**Given task:**
Extract the full set of records, then give each one again exactly.

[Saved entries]

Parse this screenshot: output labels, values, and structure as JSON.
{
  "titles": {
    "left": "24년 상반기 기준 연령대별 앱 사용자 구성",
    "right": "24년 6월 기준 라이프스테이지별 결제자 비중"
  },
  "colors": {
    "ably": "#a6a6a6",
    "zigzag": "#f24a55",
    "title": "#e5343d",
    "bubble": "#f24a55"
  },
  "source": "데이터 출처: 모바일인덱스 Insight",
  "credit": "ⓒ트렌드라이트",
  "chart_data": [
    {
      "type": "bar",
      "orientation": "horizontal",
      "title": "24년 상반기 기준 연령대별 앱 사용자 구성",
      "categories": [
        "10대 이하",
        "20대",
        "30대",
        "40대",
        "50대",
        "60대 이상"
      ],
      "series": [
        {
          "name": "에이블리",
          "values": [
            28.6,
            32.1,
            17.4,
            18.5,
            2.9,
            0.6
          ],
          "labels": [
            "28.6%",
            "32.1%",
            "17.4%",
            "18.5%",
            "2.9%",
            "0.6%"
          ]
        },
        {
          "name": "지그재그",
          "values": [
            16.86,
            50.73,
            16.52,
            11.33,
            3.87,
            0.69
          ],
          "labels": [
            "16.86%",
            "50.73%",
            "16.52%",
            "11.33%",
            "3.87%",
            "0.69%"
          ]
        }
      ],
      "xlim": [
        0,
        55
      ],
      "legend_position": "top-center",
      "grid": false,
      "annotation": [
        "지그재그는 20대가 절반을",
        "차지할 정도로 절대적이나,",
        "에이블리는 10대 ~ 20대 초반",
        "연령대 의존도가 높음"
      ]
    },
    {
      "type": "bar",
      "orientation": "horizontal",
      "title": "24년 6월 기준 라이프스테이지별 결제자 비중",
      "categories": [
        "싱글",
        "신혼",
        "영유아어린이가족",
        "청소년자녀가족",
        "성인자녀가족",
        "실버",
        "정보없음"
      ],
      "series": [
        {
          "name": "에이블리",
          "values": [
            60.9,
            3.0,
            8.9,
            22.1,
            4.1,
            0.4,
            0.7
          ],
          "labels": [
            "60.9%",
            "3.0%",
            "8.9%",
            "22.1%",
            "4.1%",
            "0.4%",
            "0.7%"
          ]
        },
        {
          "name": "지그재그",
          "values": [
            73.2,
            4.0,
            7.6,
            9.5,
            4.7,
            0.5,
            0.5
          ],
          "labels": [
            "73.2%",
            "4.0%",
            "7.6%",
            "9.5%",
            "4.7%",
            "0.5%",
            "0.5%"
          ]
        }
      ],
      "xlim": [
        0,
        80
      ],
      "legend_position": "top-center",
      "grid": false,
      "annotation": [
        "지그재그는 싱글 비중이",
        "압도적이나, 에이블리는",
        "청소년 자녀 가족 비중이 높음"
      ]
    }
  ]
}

**Task output:**
Parse this screenshot: output labels, values, and structure as JSON.
{
  "titles": {
    "left": "24년 상반기 기준 연령대별 앱 사용자 구성",
    "right": "24년 6월 기준 라이프스테이지별 결제자 비중"
  },
  "colors": {
    "ably": "#a6a6a6",
    "zigzag": "#f24a55",
    "title": "#e5343d",
    "bubble": "#f24a55"
  },
  "source": "데이터 출처: 모바일인덱스 Insight",
  "credit": "ⓒ트렌드라이트",
  "chart_data": [
    {
      "type": "bar",
      "orientation": "horizontal",
      "title": "24년 상반기 기준 연령대별 앱 사용자 구성",
      "categories": [
        "10대 이하",
        "20대",
        "30대",
        "40대",
        "50대",
        "60대 이상"
      ],
      "series": [
        {
          "name": "에이블리",
          "values": [
            28.6,
            32.1,
            17.4,
            18.5,
            2.9,
            0.6
          ],
          "labels": [
            "28.6%",
            "32.1%",
            "17.4%",
            "18.5%",
            "2.9%",
            "0.6%"
          ]
        },
        {
          "name": "지그재그",
          "values": [
            16.86,
            50.73,
            16.52,
            11.33,
            3.87,
            0.69
          ],
          "labels": [
            "16.86%",
            "50.73%",
            "16.52%",
            "11.33%",
            "3.87%",
            "0.69%"
          ]
        }
      ],
      "xlim": [
        0,
        55
      ],
      "legend_position": "top-center",
      "grid": false,
      "annotation": [
        "지그재그는 20대가 절반을",
        "차지할 정도로 절대적이나,",
        "에이블리는 10대 ~ 20대 초반",
        "연령대 의존도가 높음"
      ]
    },
    {
      "type": "bar",
      "orientation": "horizontal",
      "title": "24년 6월 기준 라이프스테이지별 결제자 비중",
      "categories": [
        "싱글",
        "신혼",
        "영유아어린이가족",
        "청소년자녀가족",
        "성인자녀가족",
        "실버",
        "정보없음"
      ],
      "series": [
        {
          "name": "에이블리",
          "values": [
            60.9,
            3.0,
            8.9,
            22.1,
            4.1,
            0.4,
            0.7
          ],
          "labels": [
            "60.9%",
            "3.0%",
            "8.9%",
            "22.1%",
            "4.1%",
            "0.4%",
            "0.7%"
          ]
        },
        {
          "name": "지그재그",
          "values": [
            73.2,
            4.0,
            7.6,
            9.5,
            4.7,
            0.5,
            0.5
          ],
          "labels": [
            "73.2%",
            "4.0%",
            "7.6%",
            "9.5%",
            "4.7%",
            "0.5%",
            "0.5%"
          ]
        }
      ],
      "xlim": [
        0,
        80
      ],
      "legend_position": "top-center",
      "grid": false,
      "annotation": [
        "지그재그는 싱글 비중이",
        "압도적이나, 에이블리는",
        "청소년 자녀 가족 비중이 높음"
      ]
    }
  ]
}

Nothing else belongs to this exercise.